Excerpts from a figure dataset
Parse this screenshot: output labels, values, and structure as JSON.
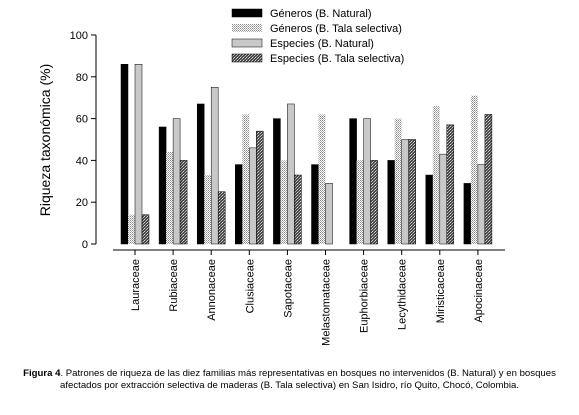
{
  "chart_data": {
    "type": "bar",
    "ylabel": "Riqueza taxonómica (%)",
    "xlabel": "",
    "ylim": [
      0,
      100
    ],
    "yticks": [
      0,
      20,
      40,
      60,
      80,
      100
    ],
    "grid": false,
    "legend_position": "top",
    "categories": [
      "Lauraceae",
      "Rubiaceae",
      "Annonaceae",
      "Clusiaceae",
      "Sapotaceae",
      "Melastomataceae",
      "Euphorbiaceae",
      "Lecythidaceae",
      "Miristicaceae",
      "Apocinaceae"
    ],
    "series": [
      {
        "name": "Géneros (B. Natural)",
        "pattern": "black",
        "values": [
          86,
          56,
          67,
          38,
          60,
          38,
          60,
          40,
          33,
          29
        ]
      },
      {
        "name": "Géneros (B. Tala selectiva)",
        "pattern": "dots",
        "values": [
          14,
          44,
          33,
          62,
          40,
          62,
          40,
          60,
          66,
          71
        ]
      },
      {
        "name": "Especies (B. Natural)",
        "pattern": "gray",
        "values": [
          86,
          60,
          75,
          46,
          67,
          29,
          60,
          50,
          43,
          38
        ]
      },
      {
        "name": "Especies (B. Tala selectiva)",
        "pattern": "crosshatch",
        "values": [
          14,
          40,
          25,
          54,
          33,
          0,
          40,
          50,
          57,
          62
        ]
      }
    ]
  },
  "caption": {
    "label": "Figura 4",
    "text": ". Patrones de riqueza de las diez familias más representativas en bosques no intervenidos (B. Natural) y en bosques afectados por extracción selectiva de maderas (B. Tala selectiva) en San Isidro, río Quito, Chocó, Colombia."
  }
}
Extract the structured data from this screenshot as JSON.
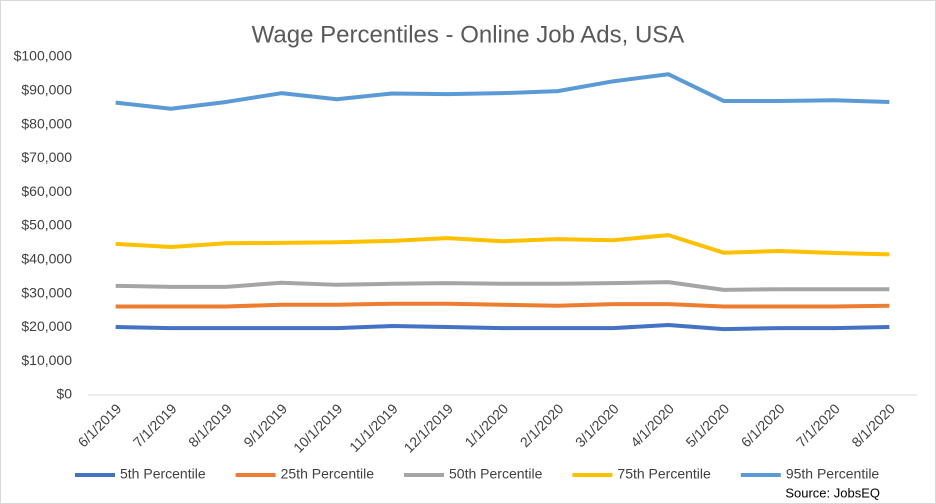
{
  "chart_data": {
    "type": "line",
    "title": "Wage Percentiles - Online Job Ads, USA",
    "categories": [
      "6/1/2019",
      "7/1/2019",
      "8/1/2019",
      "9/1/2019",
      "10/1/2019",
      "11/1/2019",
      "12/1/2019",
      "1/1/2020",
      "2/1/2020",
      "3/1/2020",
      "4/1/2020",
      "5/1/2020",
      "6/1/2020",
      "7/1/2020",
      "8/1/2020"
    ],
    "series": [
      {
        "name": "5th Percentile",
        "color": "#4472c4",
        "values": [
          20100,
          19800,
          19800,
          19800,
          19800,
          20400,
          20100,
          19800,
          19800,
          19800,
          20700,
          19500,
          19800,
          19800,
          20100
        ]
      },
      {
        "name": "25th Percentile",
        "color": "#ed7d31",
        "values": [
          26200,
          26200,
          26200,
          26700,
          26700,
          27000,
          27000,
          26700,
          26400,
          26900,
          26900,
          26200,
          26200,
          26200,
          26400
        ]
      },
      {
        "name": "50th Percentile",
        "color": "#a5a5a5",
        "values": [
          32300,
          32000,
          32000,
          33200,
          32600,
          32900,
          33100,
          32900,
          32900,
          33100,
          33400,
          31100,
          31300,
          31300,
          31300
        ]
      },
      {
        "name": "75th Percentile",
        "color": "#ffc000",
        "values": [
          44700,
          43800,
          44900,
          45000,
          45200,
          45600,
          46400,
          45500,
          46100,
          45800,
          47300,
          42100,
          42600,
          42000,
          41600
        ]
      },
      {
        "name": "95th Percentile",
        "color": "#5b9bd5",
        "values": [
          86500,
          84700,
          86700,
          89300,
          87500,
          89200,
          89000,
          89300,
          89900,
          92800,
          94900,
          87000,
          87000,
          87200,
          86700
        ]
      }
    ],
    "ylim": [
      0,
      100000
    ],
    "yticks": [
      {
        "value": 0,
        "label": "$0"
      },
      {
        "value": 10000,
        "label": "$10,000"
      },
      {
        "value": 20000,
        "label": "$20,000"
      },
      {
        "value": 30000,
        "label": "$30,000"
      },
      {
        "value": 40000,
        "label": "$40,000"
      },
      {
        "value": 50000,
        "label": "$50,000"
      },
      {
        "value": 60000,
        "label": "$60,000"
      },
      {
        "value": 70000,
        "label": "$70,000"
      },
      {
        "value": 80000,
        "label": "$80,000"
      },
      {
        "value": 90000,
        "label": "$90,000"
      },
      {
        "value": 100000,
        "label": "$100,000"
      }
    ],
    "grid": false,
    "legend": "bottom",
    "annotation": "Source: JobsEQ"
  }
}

SHORT PROBLEM: Print every record above exactly as written, leaving out the pictures.

WRITTEN ANSWER:
Parse this screenshot: output labels, values, and structure as JSON.
{
  "chart_data": {
    "type": "bar",
    "ylabel": "Riqueza taxonómica (%)",
    "xlabel": "",
    "ylim": [
      0,
      100
    ],
    "yticks": [
      0,
      20,
      40,
      60,
      80,
      100
    ],
    "grid": false,
    "legend_position": "top",
    "categories": [
      "Lauraceae",
      "Rubiaceae",
      "Annonaceae",
      "Clusiaceae",
      "Sapotaceae",
      "Melastomataceae",
      "Euphorbiaceae",
      "Lecythidaceae",
      "Miristicaceae",
      "Apocinaceae"
    ],
    "series": [
      {
        "name": "Géneros (B. Natural)",
        "pattern": "black",
        "values": [
          86,
          56,
          67,
          38,
          60,
          38,
          60,
          40,
          33,
          29
        ]
      },
      {
        "name": "Géneros (B. Tala selectiva)",
        "pattern": "dots",
        "values": [
          14,
          44,
          33,
          62,
          40,
          62,
          40,
          60,
          66,
          71
        ]
      },
      {
        "name": "Especies (B. Natural)",
        "pattern": "gray",
        "values": [
          86,
          60,
          75,
          46,
          67,
          29,
          60,
          50,
          43,
          38
        ]
      },
      {
        "name": "Especies (B. Tala selectiva)",
        "pattern": "crosshatch",
        "values": [
          14,
          40,
          25,
          54,
          33,
          0,
          40,
          50,
          57,
          62
        ]
      }
    ]
  },
  "caption": {
    "label": "Figura 4",
    "text": ". Patrones de riqueza de las diez familias más representativas en bosques no intervenidos (B. Natural) y en bosques afectados por extracción selectiva de maderas (B. Tala selectiva) en San Isidro, río Quito, Chocó, Colombia."
  }
}
Extract the structured data from this screenshot as JSON.
{
  "chart_data": {
    "type": "line",
    "title": "Wage Percentiles - Online Job Ads, USA",
    "categories": [
      "6/1/2019",
      "7/1/2019",
      "8/1/2019",
      "9/1/2019",
      "10/1/2019",
      "11/1/2019",
      "12/1/2019",
      "1/1/2020",
      "2/1/2020",
      "3/1/2020",
      "4/1/2020",
      "5/1/2020",
      "6/1/2020",
      "7/1/2020",
      "8/1/2020"
    ],
    "series": [
      {
        "name": "5th Percentile",
        "color": "#4472c4",
        "values": [
          20100,
          19800,
          19800,
          19800,
          19800,
          20400,
          20100,
          19800,
          19800,
          19800,
          20700,
          19500,
          19800,
          19800,
          20100
        ]
      },
      {
        "name": "25th Percentile",
        "color": "#ed7d31",
        "values": [
          26200,
          26200,
          26200,
          26700,
          26700,
          27000,
          27000,
          26700,
          26400,
          26900,
          26900,
          26200,
          26200,
          26200,
          26400
        ]
      },
      {
        "name": "50th Percentile",
        "color": "#a5a5a5",
        "values": [
          32300,
          32000,
          32000,
          33200,
          32600,
          32900,
          33100,
          32900,
          32900,
          33100,
          33400,
          31100,
          31300,
          31300,
          31300
        ]
      },
      {
        "name": "75th Percentile",
        "color": "#ffc000",
        "values": [
          44700,
          43800,
          44900,
          45000,
          45200,
          45600,
          46400,
          45500,
          46100,
          45800,
          47300,
          42100,
          42600,
          42000,
          41600
        ]
      },
      {
        "name": "95th Percentile",
        "color": "#5b9bd5",
        "values": [
          86500,
          84700,
          86700,
          89300,
          87500,
          89200,
          89000,
          89300,
          89900,
          92800,
          94900,
          87000,
          87000,
          87200,
          86700
        ]
      }
    ],
    "ylim": [
      0,
      100000
    ],
    "yticks": [
      {
        "value": 0,
        "label": "$0"
      },
      {
        "value": 10000,
        "label": "$10,000"
      },
      {
        "value": 20000,
        "label": "$20,000"
      },
      {
        "value": 30000,
        "label": "$30,000"
      },
      {
        "value": 40000,
        "label": "$40,000"
      },
      {
        "value": 50000,
        "label": "$50,000"
      },
      {
        "value": 60000,
        "label": "$60,000"
      },
      {
        "value": 70000,
        "label": "$70,000"
      },
      {
        "value": 80000,
        "label": "$80,000"
      },
      {
        "value": 90000,
        "label": "$90,000"
      },
      {
        "value": 100000,
        "label": "$100,000"
      }
    ],
    "grid": false,
    "legend": "bottom",
    "annotation": "Source: JobsEQ"
  }
}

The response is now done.